• _DATA PROVIDED_
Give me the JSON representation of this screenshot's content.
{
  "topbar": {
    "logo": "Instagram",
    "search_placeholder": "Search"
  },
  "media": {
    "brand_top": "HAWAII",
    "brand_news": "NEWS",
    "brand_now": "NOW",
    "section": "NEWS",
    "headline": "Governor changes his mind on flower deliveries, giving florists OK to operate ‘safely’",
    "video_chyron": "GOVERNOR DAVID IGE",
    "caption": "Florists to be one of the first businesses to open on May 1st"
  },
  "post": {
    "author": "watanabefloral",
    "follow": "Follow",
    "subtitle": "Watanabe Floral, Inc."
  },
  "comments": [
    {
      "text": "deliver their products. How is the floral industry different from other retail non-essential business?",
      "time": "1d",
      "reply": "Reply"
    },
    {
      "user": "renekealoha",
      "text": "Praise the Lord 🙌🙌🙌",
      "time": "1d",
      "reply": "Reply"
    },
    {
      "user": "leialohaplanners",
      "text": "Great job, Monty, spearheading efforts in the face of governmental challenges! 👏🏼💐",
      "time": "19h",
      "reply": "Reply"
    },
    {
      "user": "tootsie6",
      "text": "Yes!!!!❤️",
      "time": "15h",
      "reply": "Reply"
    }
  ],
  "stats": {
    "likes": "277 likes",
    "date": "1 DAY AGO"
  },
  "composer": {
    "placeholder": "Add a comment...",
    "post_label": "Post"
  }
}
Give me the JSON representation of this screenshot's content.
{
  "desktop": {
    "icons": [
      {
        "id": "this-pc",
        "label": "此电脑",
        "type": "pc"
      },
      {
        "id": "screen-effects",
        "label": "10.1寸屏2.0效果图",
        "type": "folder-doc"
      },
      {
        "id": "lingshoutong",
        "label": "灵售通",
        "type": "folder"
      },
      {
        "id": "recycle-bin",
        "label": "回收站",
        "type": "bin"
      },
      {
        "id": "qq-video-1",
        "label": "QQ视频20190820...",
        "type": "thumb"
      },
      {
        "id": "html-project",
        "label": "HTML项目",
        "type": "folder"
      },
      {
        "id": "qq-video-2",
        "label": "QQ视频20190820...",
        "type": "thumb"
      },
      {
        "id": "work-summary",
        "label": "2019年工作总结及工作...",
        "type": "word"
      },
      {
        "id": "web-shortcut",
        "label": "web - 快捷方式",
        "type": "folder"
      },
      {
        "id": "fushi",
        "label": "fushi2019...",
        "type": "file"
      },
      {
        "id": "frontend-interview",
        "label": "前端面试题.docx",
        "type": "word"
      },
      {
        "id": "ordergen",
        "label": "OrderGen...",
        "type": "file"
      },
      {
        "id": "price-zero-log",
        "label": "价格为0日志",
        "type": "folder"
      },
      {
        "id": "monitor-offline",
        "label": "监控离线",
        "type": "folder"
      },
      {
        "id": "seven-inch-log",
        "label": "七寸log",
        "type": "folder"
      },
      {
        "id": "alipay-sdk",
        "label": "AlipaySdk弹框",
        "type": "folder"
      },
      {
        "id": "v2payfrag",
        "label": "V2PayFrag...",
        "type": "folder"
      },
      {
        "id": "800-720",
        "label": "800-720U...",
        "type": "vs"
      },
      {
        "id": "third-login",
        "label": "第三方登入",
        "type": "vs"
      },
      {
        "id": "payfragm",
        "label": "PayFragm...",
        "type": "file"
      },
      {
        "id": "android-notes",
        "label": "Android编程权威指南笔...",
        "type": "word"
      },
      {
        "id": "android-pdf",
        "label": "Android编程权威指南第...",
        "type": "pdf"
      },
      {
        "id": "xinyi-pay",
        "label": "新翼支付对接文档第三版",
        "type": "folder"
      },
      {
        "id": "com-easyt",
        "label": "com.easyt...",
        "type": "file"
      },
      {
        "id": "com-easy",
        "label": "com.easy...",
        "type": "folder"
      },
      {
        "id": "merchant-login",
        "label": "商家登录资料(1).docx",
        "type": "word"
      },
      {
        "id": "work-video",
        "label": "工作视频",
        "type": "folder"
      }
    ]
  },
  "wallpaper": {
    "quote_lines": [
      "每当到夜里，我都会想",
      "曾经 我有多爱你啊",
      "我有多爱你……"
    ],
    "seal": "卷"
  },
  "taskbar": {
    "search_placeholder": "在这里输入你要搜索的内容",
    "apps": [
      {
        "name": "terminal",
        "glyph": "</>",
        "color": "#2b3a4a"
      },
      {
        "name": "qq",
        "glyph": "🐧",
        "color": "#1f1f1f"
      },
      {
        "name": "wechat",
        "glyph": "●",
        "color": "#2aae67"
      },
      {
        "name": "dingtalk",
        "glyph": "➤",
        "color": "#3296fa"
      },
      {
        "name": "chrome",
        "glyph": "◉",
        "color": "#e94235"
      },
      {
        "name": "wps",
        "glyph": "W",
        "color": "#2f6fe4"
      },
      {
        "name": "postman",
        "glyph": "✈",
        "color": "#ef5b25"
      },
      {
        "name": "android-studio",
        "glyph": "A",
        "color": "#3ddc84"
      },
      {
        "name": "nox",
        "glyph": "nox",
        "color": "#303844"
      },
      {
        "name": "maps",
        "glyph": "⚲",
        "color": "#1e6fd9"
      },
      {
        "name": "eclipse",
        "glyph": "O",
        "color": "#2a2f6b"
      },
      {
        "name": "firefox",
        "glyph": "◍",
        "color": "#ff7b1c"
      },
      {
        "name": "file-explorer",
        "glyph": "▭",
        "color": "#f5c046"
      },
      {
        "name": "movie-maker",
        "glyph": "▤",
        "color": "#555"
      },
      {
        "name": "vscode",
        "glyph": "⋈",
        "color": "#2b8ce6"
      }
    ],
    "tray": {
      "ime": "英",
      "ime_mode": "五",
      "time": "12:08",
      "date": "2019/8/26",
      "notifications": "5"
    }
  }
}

• _AIM_
Transcribe every entry exactly.

• _RESPONSE FOR THIS EXERCISE_
Give me the JSON representation of this screenshot's content.
{
  "topbar": {
    "logo": "Instagram",
    "search_placeholder": "Search"
  },
  "media": {
    "brand_top": "HAWAII",
    "brand_news": "NEWS",
    "brand_now": "NOW",
    "section": "NEWS",
    "headline": "Governor changes his mind on flower deliveries, giving florists OK to operate ‘safely’",
    "video_chyron": "GOVERNOR DAVID IGE",
    "caption": "Florists to be one of the first businesses to open on May 1st"
  },
  "post": {
    "author": "watanabefloral",
    "follow": "Follow",
    "subtitle": "Watanabe Floral, Inc."
  },
  "comments": [
    {
      "text": "deliver their products. How is the floral industry different from other retail non-essential business?",
      "time": "1d",
      "reply": "Reply"
    },
    {
      "user": "renekealoha",
      "text": "Praise the Lord 🙌🙌🙌",
      "time": "1d",
      "reply": "Reply"
    },
    {
      "user": "leialohaplanners",
      "text": "Great job, Monty, spearheading efforts in the face of governmental challenges! 👏🏼💐",
      "time": "19h",
      "reply": "Reply"
    },
    {
      "user": "tootsie6",
      "text": "Yes!!!!❤️",
      "time": "15h",
      "reply": "Reply"
    }
  ],
  "stats": {
    "likes": "277 likes",
    "date": "1 DAY AGO"
  },
  "composer": {
    "placeholder": "Add a comment...",
    "post_label": "Post"
  }
}
Give me the JSON representation of this screenshot's content.
{
  "desktop": {
    "icons": [
      {
        "id": "this-pc",
        "label": "此电脑",
        "type": "pc"
      },
      {
        "id": "screen-effects",
        "label": "10.1寸屏2.0效果图",
        "type": "folder-doc"
      },
      {
        "id": "lingshoutong",
        "label": "灵售通",
        "type": "folder"
      },
      {
        "id": "recycle-bin",
        "label": "回收站",
        "type": "bin"
      },
      {
        "id": "qq-video-1",
        "label": "QQ视频20190820...",
        "type": "thumb"
      },
      {
        "id": "html-project",
        "label": "HTML项目",
        "type": "folder"
      },
      {
        "id": "qq-video-2",
        "label": "QQ视频20190820...",
        "type": "thumb"
      },
      {
        "id": "work-summary",
        "label": "2019年工作总结及工作...",
        "type": "word"
      },
      {
        "id": "web-shortcut",
        "label": "web - 快捷方式",
        "type": "folder"
      },
      {
        "id": "fushi",
        "label": "fushi2019...",
        "type": "file"
      },
      {
        "id": "frontend-interview",
        "label": "前端面试题.docx",
        "type": "word"
      },
      {
        "id": "ordergen",
        "label": "OrderGen...",
        "type": "file"
      },
      {
        "id": "price-zero-log",
        "label": "价格为0日志",
        "type": "folder"
      },
      {
        "id": "monitor-offline",
        "label": "监控离线",
        "type": "folder"
      },
      {
        "id": "seven-inch-log",
        "label": "七寸log",
        "type": "folder"
      },
      {
        "id": "alipay-sdk",
        "label": "AlipaySdk弹框",
        "type": "folder"
      },
      {
        "id": "v2payfrag",
        "label": "V2PayFrag...",
        "type": "folder"
      },
      {
        "id": "800-720",
        "label": "800-720U...",
        "type": "vs"
      },
      {
        "id": "third-login",
        "label": "第三方登入",
        "type": "vs"
      },
      {
        "id": "payfragm",
        "label": "PayFragm...",
        "type": "file"
      },
      {
        "id": "android-notes",
        "label": "Android编程权威指南笔...",
        "type": "word"
      },
      {
        "id": "android-pdf",
        "label": "Android编程权威指南第...",
        "type": "pdf"
      },
      {
        "id": "xinyi-pay",
        "label": "新翼支付对接文档第三版",
        "type": "folder"
      },
      {
        "id": "com-easyt",
        "label": "com.easyt...",
        "type": "file"
      },
      {
        "id": "com-easy",
        "label": "com.easy...",
        "type": "folder"
      },
      {
        "id": "merchant-login",
        "label": "商家登录资料(1).docx",
        "type": "word"
      },
      {
        "id": "work-video",
        "label": "工作视频",
        "type": "folder"
      }
    ]
  },
  "wallpaper": {
    "quote_lines": [
      "每当到夜里，我都会想",
      "曾经 我有多爱你啊",
      "我有多爱你……"
    ],
    "seal": "卷"
  },
  "taskbar": {
    "search_placeholder": "在这里输入你要搜索的内容",
    "apps": [
      {
        "name": "terminal",
        "glyph": "</>",
        "color": "#2b3a4a"
      },
      {
        "name": "qq",
        "glyph": "🐧",
        "color": "#1f1f1f"
      },
      {
        "name": "wechat",
        "glyph": "●",
        "color": "#2aae67"
      },
      {
        "name": "dingtalk",
        "glyph": "➤",
        "color": "#3296fa"
      },
      {
        "name": "chrome",
        "glyph": "◉",
        "color": "#e94235"
      },
      {
        "name": "wps",
        "glyph": "W",
        "color": "#2f6fe4"
      },
      {
        "name": "postman",
        "glyph": "✈",
        "color": "#ef5b25"
      },
      {
        "name": "android-studio",
        "glyph": "A",
        "color": "#3ddc84"
      },
      {
        "name": "nox",
        "glyph": "nox",
        "color": "#303844"
      },
      {
        "name": "maps",
        "glyph": "⚲",
        "color": "#1e6fd9"
      },
      {
        "name": "eclipse",
        "glyph": "O",
        "color": "#2a2f6b"
      },
      {
        "name": "firefox",
        "glyph": "◍",
        "color": "#ff7b1c"
      },
      {
        "name": "file-explorer",
        "glyph": "▭",
        "color": "#f5c046"
      },
      {
        "name": "movie-maker",
        "glyph": "▤",
        "color": "#555"
      },
      {
        "name": "vscode",
        "glyph": "⋈",
        "color": "#2b8ce6"
      }
    ],
    "tray": {
      "ime": "英",
      "ime_mode": "五",
      "time": "12:08",
      "date": "2019/8/26",
      "notifications": "5"
    }
  }
}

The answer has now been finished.